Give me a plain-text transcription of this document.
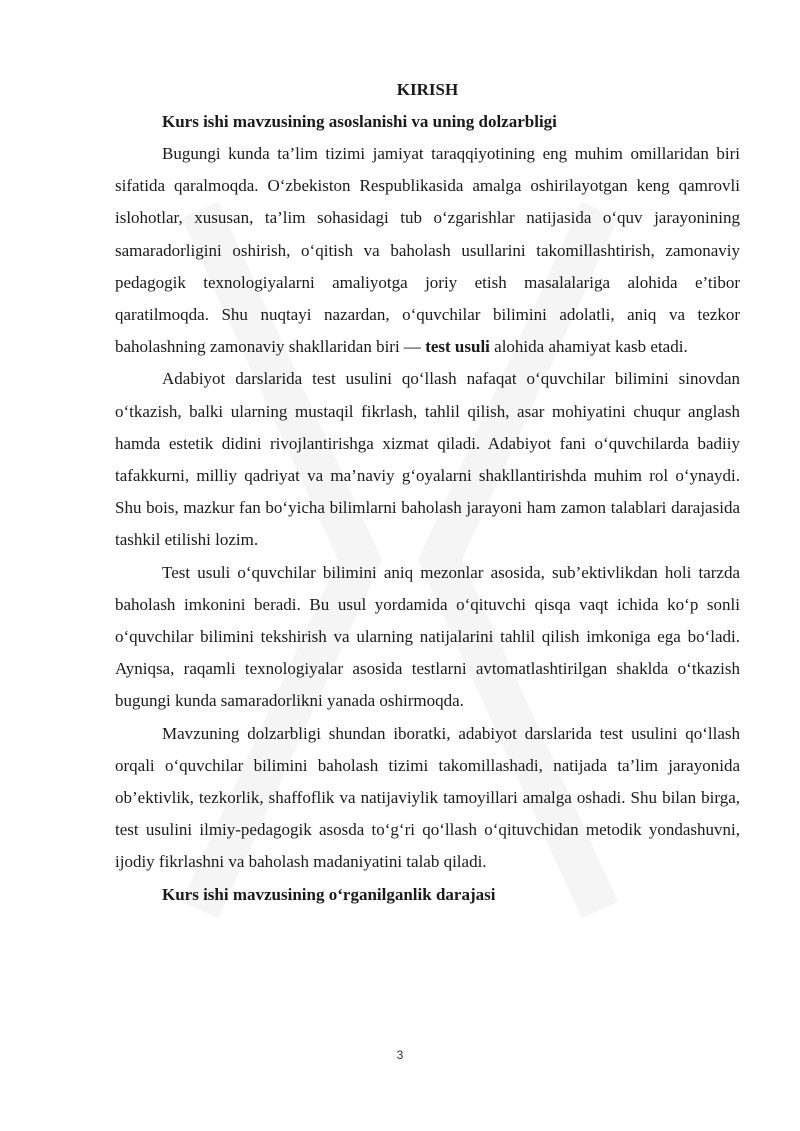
KIRISH

Kurs ishi mavzusining asoslanishi va uning dolzarbligi

Bugungi kunda ta’lim tizimi jamiyat taraqqiyotining eng muhim omillaridan biri sifatida qaralmoqda. O‘zbekiston Respublikasida amalga oshirilayotgan keng qamrovli islohotlar, xususan, ta’lim sohasidagi tub o‘zgarishlar natijasida o‘quv jarayonining samaradorligini oshirish, o‘qitish va baholash usullarini takomillashtirish, zamonaviy pedagogik texnologiyalarni amaliyotga joriy etish masalalariga alohida e’tibor qaratilmoqda. Shu nuqtayi nazardan, o‘quvchilar bilimini adolatli, aniq va tezkor baholashning zamonaviy shakllaridan biri — test usuli alohida ahamiyat kasb etadi.

Adabiyot darslarida test usulini qo‘llash nafaqat o‘quvchilar bilimini sinovdan o‘tkazish, balki ularning mustaqil fikrlash, tahlil qilish, asar mohiyatini chuqur anglash hamda estetik didini rivojlantirishga xizmat qiladi. Adabiyot fani o‘quvchilarda badiiy tafakkurni, milliy qadriyat va ma’naviy g‘oyalarni shakllantirishda muhim rol o‘ynaydi. Shu bois, mazkur fan bo‘yicha bilimlarni baholash jarayoni ham zamon talablari darajasida tashkil etilishi lozim.

Test usuli o‘quvchilar bilimini aniq mezonlar asosida, sub’ektivlikdan holi tarzda baholash imkonini beradi. Bu usul yordamida o‘qituvchi qisqa vaqt ichida ko‘p sonli o‘quvchilar bilimini tekshirish va ularning natijalarini tahlil qilish imkoniga ega bo‘ladi. Ayniqsa, raqamli texnologiyalar asosida testlarni avtomatlashtirilgan shaklda o‘tkazish bugungi kunda samaradorlikni yanada oshirmoqda.

Mavzuning dolzarbligi shundan iboratki, adabiyot darslarida test usulini qo‘llash orqali o‘quvchilar bilimini baholash tizimi takomillashadi, natijada ta’lim jarayonida ob’ektivlik, tezkorlik, shaffoflik va natijaviylik tamoyillari amalga oshadi. Shu bilan birga, test usulini ilmiy-pedagogik asosda to‘g‘ri qo‘llash o‘qituvchidan metodik yondashuvni, ijodiy fikrlashni va baholash madaniyatini talab qiladi.

Kurs ishi mavzusining o‘rganilganlik darajasi

3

• _Request_:
Tally how many lines of the material contain the word "mavzusining". The answer must be the number and nothing else.

• _Result_:
2